Stored entries:

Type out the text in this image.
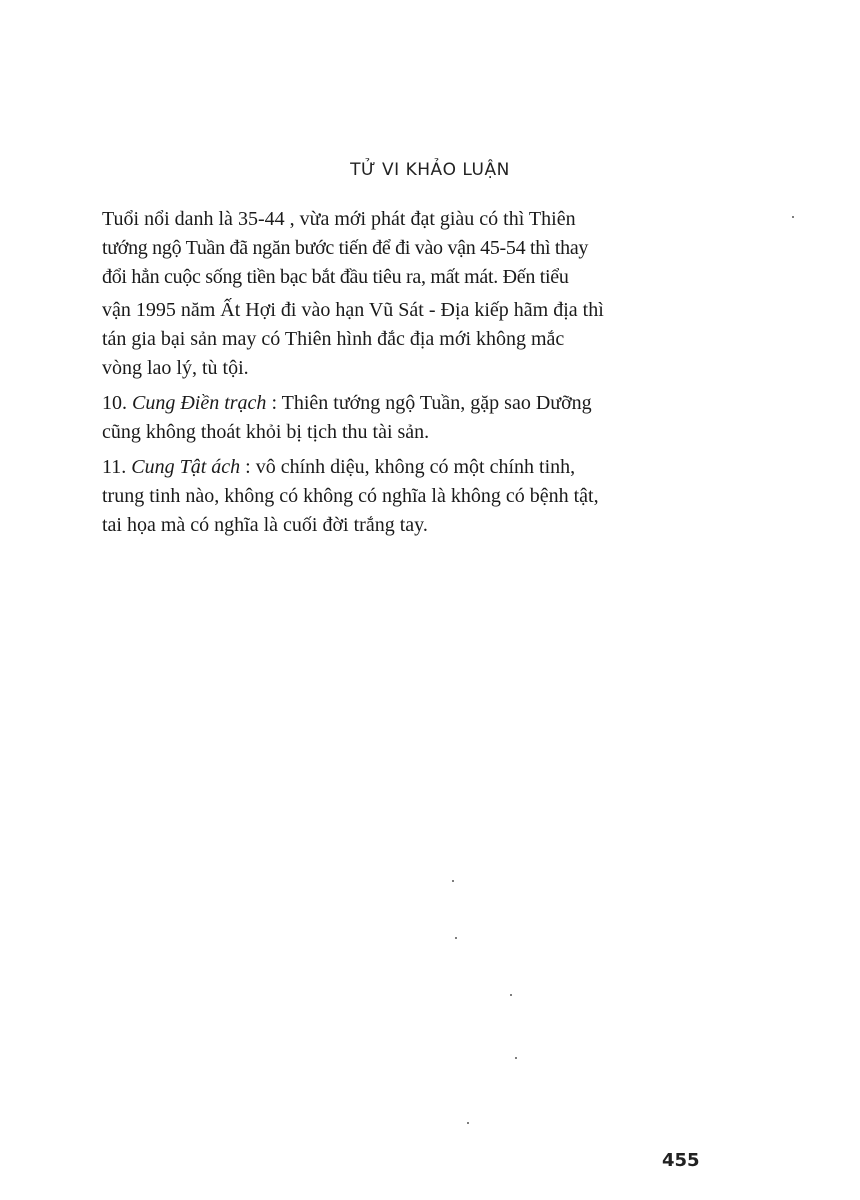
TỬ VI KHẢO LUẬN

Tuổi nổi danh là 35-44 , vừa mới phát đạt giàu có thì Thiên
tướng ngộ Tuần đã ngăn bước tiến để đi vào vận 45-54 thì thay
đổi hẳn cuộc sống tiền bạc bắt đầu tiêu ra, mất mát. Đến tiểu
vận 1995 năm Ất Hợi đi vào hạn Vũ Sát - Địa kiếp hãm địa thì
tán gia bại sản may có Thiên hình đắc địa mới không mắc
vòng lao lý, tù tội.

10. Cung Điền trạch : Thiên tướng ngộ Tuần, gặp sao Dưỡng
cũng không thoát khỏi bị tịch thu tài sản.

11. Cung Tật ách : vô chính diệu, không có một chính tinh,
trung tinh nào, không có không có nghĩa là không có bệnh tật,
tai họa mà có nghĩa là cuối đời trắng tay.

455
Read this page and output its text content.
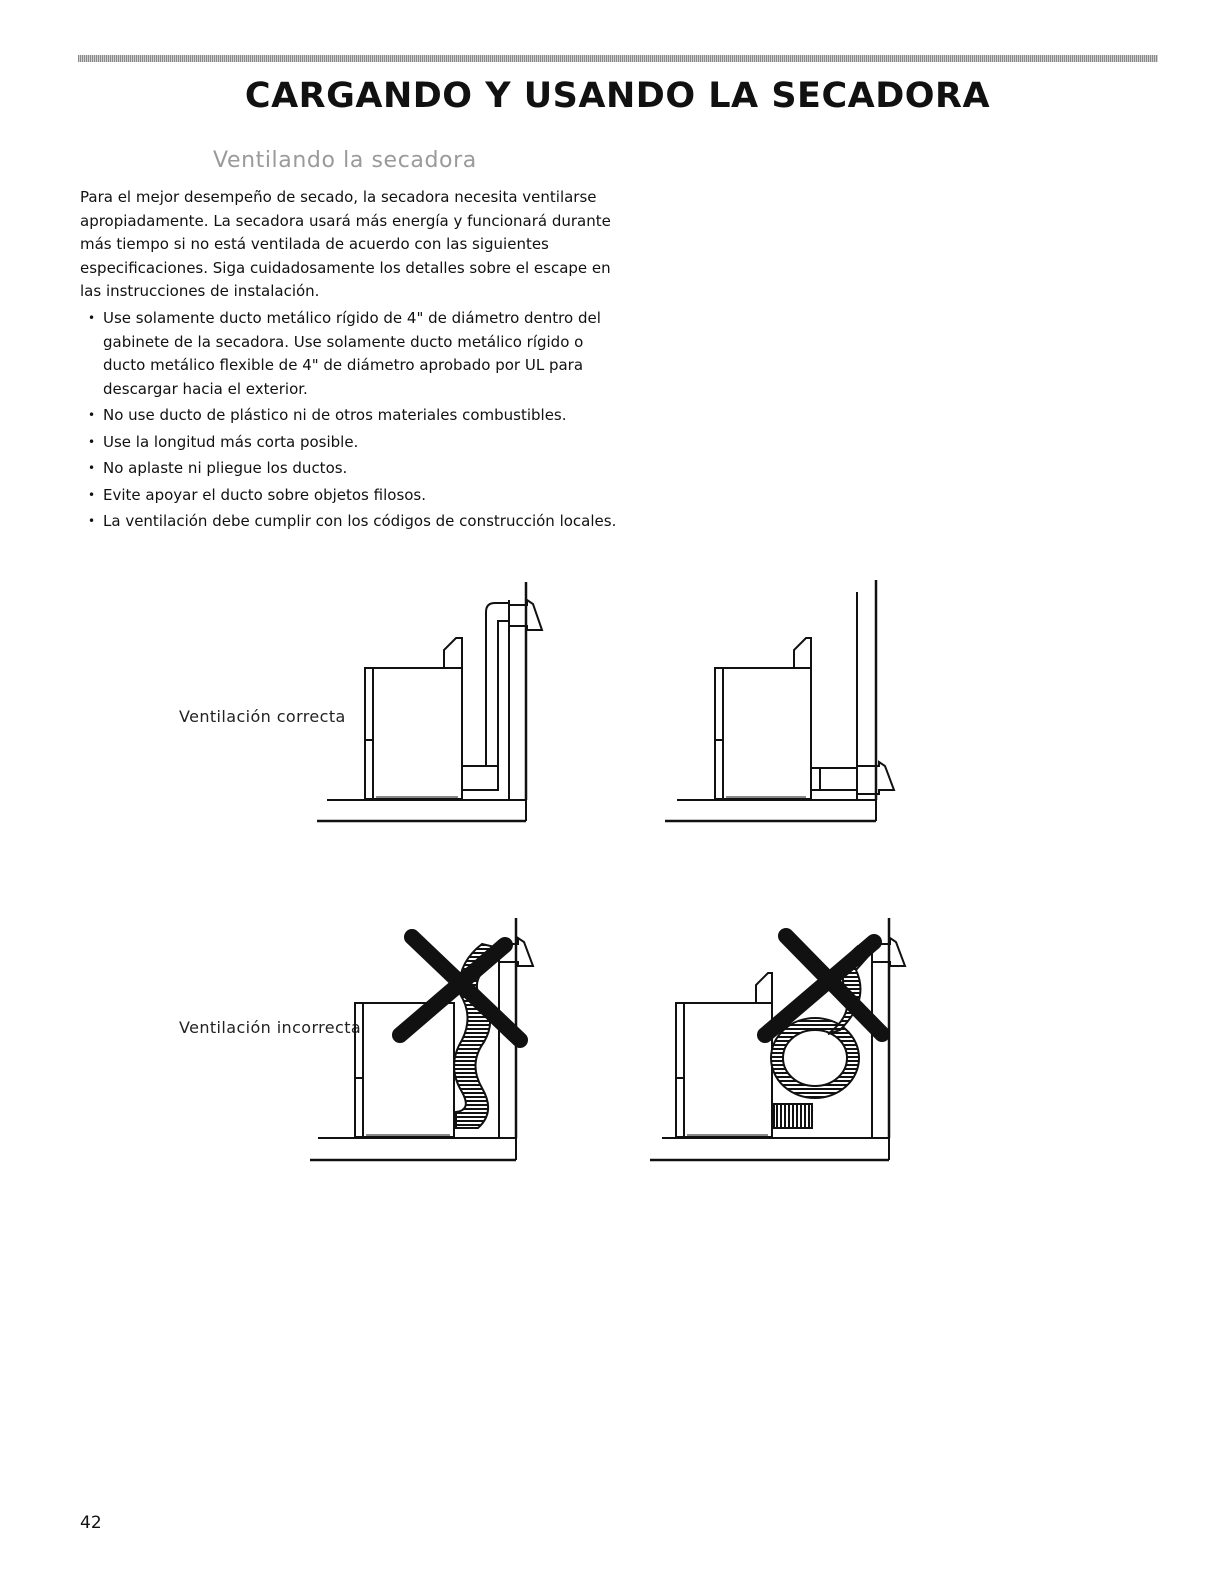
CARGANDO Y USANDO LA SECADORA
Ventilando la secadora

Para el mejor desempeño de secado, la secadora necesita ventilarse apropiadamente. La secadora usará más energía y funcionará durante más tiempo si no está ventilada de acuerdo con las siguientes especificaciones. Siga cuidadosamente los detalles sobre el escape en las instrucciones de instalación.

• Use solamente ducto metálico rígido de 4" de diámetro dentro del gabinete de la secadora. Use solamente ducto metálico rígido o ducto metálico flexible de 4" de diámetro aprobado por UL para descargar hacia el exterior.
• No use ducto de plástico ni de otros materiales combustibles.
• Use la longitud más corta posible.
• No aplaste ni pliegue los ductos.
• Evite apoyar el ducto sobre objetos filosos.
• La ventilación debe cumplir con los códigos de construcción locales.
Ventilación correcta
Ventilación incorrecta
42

_EXERCISE DIRECTIONS:_
Images in the records should not be copied. Repeat all the rest exactly.

_RESULT:_
Type out the text in this image.
TỬ VI KHẢO LUẬN

Tuổi nổi danh là 35-44 , vừa mới phát đạt giàu có thì Thiên
tướng ngộ Tuần đã ngăn bước tiến để đi vào vận 45-54 thì thay
đổi hẳn cuộc sống tiền bạc bắt đầu tiêu ra, mất mát. Đến tiểu
vận 1995 năm Ất Hợi đi vào hạn Vũ Sát - Địa kiếp hãm địa thì
tán gia bại sản may có Thiên hình đắc địa mới không mắc
vòng lao lý, tù tội.

10. Cung Điền trạch : Thiên tướng ngộ Tuần, gặp sao Dưỡng
cũng không thoát khỏi bị tịch thu tài sản.

11. Cung Tật ách : vô chính diệu, không có một chính tinh,
trung tinh nào, không có không có nghĩa là không có bệnh tật,
tai họa mà có nghĩa là cuối đời trắng tay.

455
Read this page and output its text content.
CARGANDO Y USANDO LA SECADORA
Ventilando la secadora

Para el mejor desempeño de secado, la secadora necesita ventilarse apropiadamente. La secadora usará más energía y funcionará durante más tiempo si no está ventilada de acuerdo con las siguientes especificaciones. Siga cuidadosamente los detalles sobre el escape en las instrucciones de instalación.

• Use solamente ducto metálico rígido de 4" de diámetro dentro del gabinete de la secadora. Use solamente ducto metálico rígido o ducto metálico flexible de 4" de diámetro aprobado por UL para descargar hacia el exterior.
• No use ducto de plástico ni de otros materiales combustibles.
• Use la longitud más corta posible.
• No aplaste ni pliegue los ductos.
• Evite apoyar el ducto sobre objetos filosos.
• La ventilación debe cumplir con los códigos de construcción locales.
Ventilación correcta
Ventilación incorrecta
42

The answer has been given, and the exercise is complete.